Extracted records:
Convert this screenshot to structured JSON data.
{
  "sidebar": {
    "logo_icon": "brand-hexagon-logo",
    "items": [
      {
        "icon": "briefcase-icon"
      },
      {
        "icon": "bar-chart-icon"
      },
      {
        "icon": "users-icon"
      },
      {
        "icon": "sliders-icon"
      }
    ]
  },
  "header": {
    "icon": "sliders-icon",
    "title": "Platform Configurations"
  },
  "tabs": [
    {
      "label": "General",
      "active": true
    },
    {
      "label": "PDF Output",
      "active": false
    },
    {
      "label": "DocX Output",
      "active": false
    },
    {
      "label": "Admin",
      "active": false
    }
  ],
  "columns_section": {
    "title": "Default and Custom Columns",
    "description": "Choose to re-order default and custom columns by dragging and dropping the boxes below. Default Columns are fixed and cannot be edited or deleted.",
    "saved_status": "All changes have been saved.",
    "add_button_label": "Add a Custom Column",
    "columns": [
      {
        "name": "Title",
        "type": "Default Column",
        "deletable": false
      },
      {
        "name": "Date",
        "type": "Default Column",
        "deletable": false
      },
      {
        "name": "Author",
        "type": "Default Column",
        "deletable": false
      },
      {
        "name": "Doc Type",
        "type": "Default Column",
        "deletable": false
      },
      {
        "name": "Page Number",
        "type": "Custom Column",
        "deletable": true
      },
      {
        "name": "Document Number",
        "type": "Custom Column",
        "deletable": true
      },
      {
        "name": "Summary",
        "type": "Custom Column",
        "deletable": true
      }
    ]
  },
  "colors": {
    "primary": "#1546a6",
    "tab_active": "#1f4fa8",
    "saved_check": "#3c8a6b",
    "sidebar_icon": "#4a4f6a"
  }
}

What you should do: Copy the material above verbatim.

Solution:
Convert this screenshot to structured JSON data.
{
  "sidebar": {
    "logo_icon": "brand-hexagon-logo",
    "items": [
      {
        "icon": "briefcase-icon"
      },
      {
        "icon": "bar-chart-icon"
      },
      {
        "icon": "users-icon"
      },
      {
        "icon": "sliders-icon"
      }
    ]
  },
  "header": {
    "icon": "sliders-icon",
    "title": "Platform Configurations"
  },
  "tabs": [
    {
      "label": "General",
      "active": true
    },
    {
      "label": "PDF Output",
      "active": false
    },
    {
      "label": "DocX Output",
      "active": false
    },
    {
      "label": "Admin",
      "active": false
    }
  ],
  "columns_section": {
    "title": "Default and Custom Columns",
    "description": "Choose to re-order default and custom columns by dragging and dropping the boxes below. Default Columns are fixed and cannot be edited or deleted.",
    "saved_status": "All changes have been saved.",
    "add_button_label": "Add a Custom Column",
    "columns": [
      {
        "name": "Title",
        "type": "Default Column",
        "deletable": false
      },
      {
        "name": "Date",
        "type": "Default Column",
        "deletable": false
      },
      {
        "name": "Author",
        "type": "Default Column",
        "deletable": false
      },
      {
        "name": "Doc Type",
        "type": "Default Column",
        "deletable": false
      },
      {
        "name": "Page Number",
        "type": "Custom Column",
        "deletable": true
      },
      {
        "name": "Document Number",
        "type": "Custom Column",
        "deletable": true
      },
      {
        "name": "Summary",
        "type": "Custom Column",
        "deletable": true
      }
    ]
  },
  "colors": {
    "primary": "#1546a6",
    "tab_active": "#1f4fa8",
    "saved_check": "#3c8a6b",
    "sidebar_icon": "#4a4f6a"
  }
}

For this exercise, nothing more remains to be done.